= Exercise directions =
What is needed here is an exact copy of every entry.

= Supplied information =
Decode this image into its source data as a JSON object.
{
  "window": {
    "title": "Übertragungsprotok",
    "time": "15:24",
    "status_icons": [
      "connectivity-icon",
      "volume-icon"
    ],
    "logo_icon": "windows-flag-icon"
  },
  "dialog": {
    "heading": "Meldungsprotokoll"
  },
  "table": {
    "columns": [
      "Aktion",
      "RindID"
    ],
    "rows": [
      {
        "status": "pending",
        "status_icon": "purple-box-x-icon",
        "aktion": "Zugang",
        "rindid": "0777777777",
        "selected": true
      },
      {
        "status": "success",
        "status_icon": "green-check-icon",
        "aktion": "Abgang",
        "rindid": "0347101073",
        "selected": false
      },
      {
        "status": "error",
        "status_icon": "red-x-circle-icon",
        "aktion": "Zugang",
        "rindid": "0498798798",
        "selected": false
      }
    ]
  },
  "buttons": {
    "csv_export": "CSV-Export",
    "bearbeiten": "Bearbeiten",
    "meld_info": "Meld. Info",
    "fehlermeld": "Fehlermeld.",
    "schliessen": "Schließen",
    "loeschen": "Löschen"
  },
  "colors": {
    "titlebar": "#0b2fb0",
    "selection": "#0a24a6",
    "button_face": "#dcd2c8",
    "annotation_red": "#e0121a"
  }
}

= Task response =
Decode this image into its source data as a JSON object.
{
  "window": {
    "title": "Übertragungsprotok",
    "time": "15:24",
    "status_icons": [
      "connectivity-icon",
      "volume-icon"
    ],
    "logo_icon": "windows-flag-icon"
  },
  "dialog": {
    "heading": "Meldungsprotokoll"
  },
  "table": {
    "columns": [
      "Aktion",
      "RindID"
    ],
    "rows": [
      {
        "status": "pending",
        "status_icon": "purple-box-x-icon",
        "aktion": "Zugang",
        "rindid": "0777777777",
        "selected": true
      },
      {
        "status": "success",
        "status_icon": "green-check-icon",
        "aktion": "Abgang",
        "rindid": "0347101073",
        "selected": false
      },
      {
        "status": "error",
        "status_icon": "red-x-circle-icon",
        "aktion": "Zugang",
        "rindid": "0498798798",
        "selected": false
      }
    ]
  },
  "buttons": {
    "csv_export": "CSV-Export",
    "bearbeiten": "Bearbeiten",
    "meld_info": "Meld. Info",
    "fehlermeld": "Fehlermeld.",
    "schliessen": "Schließen",
    "loeschen": "Löschen"
  },
  "colors": {
    "titlebar": "#0b2fb0",
    "selection": "#0a24a6",
    "button_face": "#dcd2c8",
    "annotation_red": "#e0121a"
  }
}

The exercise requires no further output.